EXERCISE INSTRUCTIONS » In how many lines does the string "Entrepreneurs" appear? Answer with the number only.

(Data records)
# # #
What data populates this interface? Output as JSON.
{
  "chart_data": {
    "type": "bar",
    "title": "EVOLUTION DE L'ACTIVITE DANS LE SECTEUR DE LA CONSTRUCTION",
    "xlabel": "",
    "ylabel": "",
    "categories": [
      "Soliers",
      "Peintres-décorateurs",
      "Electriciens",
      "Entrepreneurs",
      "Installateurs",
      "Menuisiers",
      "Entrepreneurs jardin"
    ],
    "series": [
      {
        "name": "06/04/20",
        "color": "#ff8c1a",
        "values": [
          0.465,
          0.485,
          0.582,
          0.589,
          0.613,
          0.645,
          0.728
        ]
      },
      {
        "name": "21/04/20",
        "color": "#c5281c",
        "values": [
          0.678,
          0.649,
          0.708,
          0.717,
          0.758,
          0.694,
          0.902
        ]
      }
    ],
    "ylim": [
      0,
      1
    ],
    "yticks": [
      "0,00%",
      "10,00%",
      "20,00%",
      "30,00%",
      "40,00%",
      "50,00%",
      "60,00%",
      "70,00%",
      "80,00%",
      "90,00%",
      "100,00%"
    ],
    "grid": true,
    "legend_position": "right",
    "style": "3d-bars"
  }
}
# # #
EXPECTED ANSWER » 2